[Recorded data]
_ _ _ _
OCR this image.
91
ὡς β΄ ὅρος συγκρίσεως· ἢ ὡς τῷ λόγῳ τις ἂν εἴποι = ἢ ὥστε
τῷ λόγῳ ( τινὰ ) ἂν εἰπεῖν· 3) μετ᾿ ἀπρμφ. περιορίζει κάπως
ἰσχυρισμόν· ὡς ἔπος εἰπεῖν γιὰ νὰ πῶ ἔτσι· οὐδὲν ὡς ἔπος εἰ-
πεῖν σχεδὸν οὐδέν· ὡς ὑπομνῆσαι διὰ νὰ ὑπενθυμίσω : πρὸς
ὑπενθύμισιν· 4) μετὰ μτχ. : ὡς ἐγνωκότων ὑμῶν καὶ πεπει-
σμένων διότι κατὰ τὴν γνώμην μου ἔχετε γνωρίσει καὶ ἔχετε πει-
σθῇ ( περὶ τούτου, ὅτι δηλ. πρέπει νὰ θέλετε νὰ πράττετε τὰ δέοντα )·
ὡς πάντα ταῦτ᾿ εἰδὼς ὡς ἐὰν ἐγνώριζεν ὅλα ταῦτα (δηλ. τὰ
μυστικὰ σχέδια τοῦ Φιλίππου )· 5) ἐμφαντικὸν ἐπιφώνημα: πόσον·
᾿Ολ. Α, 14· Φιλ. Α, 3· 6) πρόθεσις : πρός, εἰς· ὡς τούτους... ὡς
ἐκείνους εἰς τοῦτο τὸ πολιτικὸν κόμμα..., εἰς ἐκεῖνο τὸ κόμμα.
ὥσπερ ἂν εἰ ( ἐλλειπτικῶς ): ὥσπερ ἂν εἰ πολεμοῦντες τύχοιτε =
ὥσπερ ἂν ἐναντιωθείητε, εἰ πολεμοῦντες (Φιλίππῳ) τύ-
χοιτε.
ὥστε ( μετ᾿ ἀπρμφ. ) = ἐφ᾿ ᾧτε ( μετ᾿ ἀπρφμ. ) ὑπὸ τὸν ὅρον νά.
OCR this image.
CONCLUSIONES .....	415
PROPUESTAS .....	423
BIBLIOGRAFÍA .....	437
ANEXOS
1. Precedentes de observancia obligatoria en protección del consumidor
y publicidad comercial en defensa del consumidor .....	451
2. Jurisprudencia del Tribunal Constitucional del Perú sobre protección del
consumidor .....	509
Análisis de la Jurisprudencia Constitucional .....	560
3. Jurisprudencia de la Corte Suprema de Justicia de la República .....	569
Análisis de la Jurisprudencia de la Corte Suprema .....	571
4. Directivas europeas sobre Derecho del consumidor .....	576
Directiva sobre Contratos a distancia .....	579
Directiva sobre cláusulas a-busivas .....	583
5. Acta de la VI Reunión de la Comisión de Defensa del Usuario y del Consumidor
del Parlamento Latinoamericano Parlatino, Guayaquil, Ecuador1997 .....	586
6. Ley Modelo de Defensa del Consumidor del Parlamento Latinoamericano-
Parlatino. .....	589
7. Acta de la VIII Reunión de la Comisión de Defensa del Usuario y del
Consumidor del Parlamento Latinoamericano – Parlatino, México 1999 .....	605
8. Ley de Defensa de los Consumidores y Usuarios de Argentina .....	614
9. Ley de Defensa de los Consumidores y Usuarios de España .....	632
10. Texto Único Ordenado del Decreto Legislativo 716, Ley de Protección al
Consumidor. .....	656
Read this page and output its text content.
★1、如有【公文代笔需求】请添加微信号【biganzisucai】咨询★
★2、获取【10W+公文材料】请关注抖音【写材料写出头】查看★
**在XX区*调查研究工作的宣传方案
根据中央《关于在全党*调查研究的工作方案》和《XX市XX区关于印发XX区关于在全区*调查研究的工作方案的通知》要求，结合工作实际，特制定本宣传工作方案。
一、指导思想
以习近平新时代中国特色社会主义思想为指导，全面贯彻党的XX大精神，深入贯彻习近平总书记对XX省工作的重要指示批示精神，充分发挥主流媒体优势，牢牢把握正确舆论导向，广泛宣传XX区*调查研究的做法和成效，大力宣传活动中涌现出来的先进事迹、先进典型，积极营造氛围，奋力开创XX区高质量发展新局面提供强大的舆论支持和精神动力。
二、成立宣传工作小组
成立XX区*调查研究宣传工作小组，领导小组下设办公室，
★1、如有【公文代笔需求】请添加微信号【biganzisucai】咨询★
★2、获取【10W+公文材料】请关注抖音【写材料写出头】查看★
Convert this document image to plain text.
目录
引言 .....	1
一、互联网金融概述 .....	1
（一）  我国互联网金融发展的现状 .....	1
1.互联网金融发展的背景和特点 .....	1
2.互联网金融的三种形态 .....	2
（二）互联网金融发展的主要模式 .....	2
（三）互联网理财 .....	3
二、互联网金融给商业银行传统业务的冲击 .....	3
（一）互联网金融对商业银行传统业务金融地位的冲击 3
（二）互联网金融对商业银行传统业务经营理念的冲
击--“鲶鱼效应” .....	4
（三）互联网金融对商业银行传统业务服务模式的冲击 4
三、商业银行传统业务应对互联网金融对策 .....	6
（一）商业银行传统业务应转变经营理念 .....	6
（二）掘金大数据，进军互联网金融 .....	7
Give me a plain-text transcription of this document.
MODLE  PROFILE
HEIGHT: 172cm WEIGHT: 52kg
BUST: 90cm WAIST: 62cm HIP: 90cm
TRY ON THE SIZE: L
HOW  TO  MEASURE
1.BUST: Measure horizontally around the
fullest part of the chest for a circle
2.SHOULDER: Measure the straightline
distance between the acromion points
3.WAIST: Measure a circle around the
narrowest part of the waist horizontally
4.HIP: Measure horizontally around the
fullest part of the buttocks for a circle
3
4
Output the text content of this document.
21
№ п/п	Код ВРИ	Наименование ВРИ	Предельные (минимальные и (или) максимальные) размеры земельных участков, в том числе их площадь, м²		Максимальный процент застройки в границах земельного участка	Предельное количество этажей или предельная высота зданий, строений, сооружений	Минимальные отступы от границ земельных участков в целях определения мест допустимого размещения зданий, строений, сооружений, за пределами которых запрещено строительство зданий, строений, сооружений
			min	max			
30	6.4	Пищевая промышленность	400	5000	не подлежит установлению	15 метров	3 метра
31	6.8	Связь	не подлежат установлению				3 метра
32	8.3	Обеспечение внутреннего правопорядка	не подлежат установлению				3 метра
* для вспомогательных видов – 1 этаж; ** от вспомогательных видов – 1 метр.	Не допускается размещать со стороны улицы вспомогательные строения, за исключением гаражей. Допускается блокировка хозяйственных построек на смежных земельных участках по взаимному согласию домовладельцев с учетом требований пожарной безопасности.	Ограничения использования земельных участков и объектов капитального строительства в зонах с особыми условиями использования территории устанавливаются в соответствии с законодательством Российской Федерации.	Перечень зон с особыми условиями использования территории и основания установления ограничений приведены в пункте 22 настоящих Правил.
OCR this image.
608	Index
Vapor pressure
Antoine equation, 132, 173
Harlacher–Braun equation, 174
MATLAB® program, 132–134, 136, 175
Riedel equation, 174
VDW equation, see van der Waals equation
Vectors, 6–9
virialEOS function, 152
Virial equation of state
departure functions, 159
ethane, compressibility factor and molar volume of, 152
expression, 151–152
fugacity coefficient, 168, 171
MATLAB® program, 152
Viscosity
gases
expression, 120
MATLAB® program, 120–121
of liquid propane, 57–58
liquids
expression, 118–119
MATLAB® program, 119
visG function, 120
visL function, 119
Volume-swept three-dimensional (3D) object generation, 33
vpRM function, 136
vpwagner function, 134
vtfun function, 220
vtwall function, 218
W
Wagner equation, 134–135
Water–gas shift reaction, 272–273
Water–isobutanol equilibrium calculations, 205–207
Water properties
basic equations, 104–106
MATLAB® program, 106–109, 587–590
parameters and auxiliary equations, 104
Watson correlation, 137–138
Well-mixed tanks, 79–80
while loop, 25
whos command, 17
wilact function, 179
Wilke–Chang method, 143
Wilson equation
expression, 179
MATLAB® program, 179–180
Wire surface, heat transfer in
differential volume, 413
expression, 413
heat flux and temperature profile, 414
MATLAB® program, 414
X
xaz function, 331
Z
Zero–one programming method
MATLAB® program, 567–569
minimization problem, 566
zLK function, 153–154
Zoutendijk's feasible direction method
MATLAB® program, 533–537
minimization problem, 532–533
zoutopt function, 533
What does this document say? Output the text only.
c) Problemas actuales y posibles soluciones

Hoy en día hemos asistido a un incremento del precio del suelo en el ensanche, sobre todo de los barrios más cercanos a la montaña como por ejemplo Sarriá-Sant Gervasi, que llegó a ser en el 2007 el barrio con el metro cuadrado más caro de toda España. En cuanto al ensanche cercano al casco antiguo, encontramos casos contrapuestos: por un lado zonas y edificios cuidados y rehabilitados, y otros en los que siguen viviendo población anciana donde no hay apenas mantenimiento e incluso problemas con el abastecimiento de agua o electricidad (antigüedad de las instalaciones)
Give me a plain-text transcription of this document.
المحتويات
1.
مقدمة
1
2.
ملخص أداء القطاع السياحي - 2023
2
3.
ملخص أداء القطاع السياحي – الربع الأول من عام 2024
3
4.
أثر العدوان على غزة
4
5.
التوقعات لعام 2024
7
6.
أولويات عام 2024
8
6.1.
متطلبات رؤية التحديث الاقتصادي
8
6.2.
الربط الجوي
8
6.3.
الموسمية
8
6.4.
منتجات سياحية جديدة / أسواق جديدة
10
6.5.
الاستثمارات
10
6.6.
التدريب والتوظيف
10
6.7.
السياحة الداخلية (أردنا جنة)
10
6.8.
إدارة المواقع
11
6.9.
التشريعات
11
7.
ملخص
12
_ _ _ _
▶ [Aim of the exercise]
Return every line above in which the string "Parlatino" occurs.

▶ [Finished answer]
del Parlamento Latinoamericano Parlatino, Guayaquil, Ecuador1997 .....	586
Parlatino. .....	589
Consumidor del Parlamento Latinoamericano – Parlatino, México 1999 .....	605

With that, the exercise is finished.